(Recorded data)
--- START ---

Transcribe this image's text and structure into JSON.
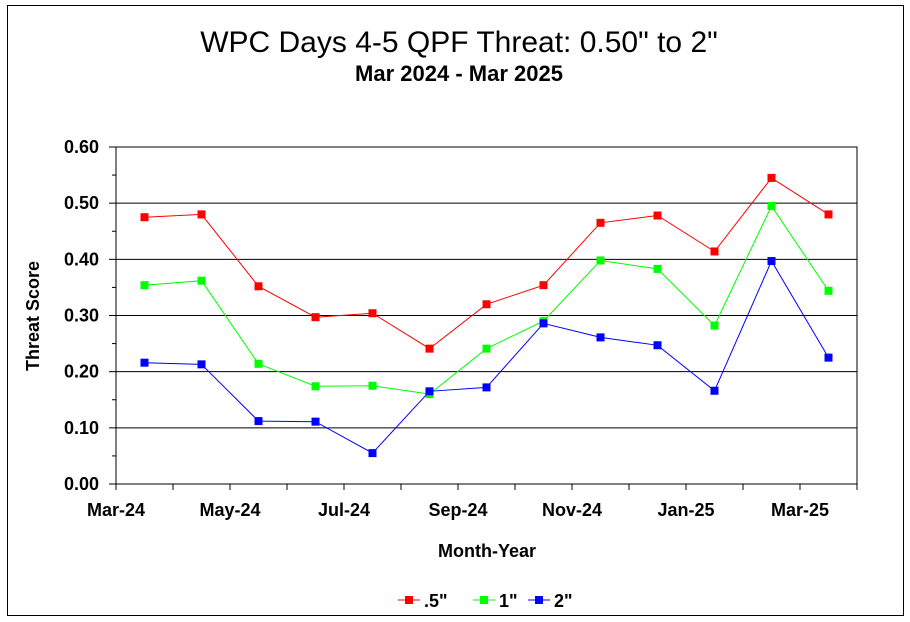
{
  "chart_data": {
    "type": "line",
    "title": "WPC Days 4-5 QPF Threat:  0.50\" to 2\"",
    "subtitle": "Mar 2024 - Mar 2025",
    "xlabel": "Month-Year",
    "ylabel": "Threat Score",
    "x": [
      "Mar-24",
      "Apr-24",
      "May-24",
      "Jun-24",
      "Jul-24",
      "Aug-24",
      "Sep-24",
      "Oct-24",
      "Nov-24",
      "Dec-24",
      "Jan-25",
      "Feb-25",
      "Mar-25"
    ],
    "x_tick_labels": [
      "Mar-24",
      "May-24",
      "Jul-24",
      "Sep-24",
      "Nov-24",
      "Jan-25",
      "Mar-25"
    ],
    "y_tick_labels": [
      "0.00",
      "0.10",
      "0.20",
      "0.30",
      "0.40",
      "0.50",
      "0.60"
    ],
    "ylim": [
      0,
      0.6
    ],
    "grid": "horizontal",
    "legend_position": "bottom-center",
    "series": [
      {
        "name": ".5\"",
        "color": "#ff0000",
        "values": [
          0.475,
          0.48,
          0.352,
          0.297,
          0.304,
          0.241,
          0.32,
          0.354,
          0.465,
          0.478,
          0.414,
          0.545,
          0.48
        ]
      },
      {
        "name": "1\"",
        "color": "#00ff00",
        "values": [
          0.354,
          0.362,
          0.214,
          0.174,
          0.175,
          0.16,
          0.241,
          0.29,
          0.398,
          0.383,
          0.282,
          0.495,
          0.344
        ]
      },
      {
        "name": "2\"",
        "color": "#0000ff",
        "values": [
          0.216,
          0.213,
          0.112,
          0.111,
          0.055,
          0.165,
          0.172,
          0.286,
          0.261,
          0.247,
          0.166,
          0.397,
          0.225
        ]
      }
    ]
  }
}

--- END ---

▶ **EXERCISE PROMPT**: Reproduce the entries above without change, omitting all pictures.

▶ **EXERCISE RESPONSE**:
Transcribe this image's text and structure into JSON.
{
  "chart_data": {
    "type": "line",
    "title": "WPC Days 4-5 QPF Threat:  0.50\" to 2\"",
    "subtitle": "Mar 2024 - Mar 2025",
    "xlabel": "Month-Year",
    "ylabel": "Threat Score",
    "x": [
      "Mar-24",
      "Apr-24",
      "May-24",
      "Jun-24",
      "Jul-24",
      "Aug-24",
      "Sep-24",
      "Oct-24",
      "Nov-24",
      "Dec-24",
      "Jan-25",
      "Feb-25",
      "Mar-25"
    ],
    "x_tick_labels": [
      "Mar-24",
      "May-24",
      "Jul-24",
      "Sep-24",
      "Nov-24",
      "Jan-25",
      "Mar-25"
    ],
    "y_tick_labels": [
      "0.00",
      "0.10",
      "0.20",
      "0.30",
      "0.40",
      "0.50",
      "0.60"
    ],
    "ylim": [
      0,
      0.6
    ],
    "grid": "horizontal",
    "legend_position": "bottom-center",
    "series": [
      {
        "name": ".5\"",
        "color": "#ff0000",
        "values": [
          0.475,
          0.48,
          0.352,
          0.297,
          0.304,
          0.241,
          0.32,
          0.354,
          0.465,
          0.478,
          0.414,
          0.545,
          0.48
        ]
      },
      {
        "name": "1\"",
        "color": "#00ff00",
        "values": [
          0.354,
          0.362,
          0.214,
          0.174,
          0.175,
          0.16,
          0.241,
          0.29,
          0.398,
          0.383,
          0.282,
          0.495,
          0.344
        ]
      },
      {
        "name": "2\"",
        "color": "#0000ff",
        "values": [
          0.216,
          0.213,
          0.112,
          0.111,
          0.055,
          0.165,
          0.172,
          0.286,
          0.261,
          0.247,
          0.166,
          0.397,
          0.225
        ]
      }
    ]
  }
}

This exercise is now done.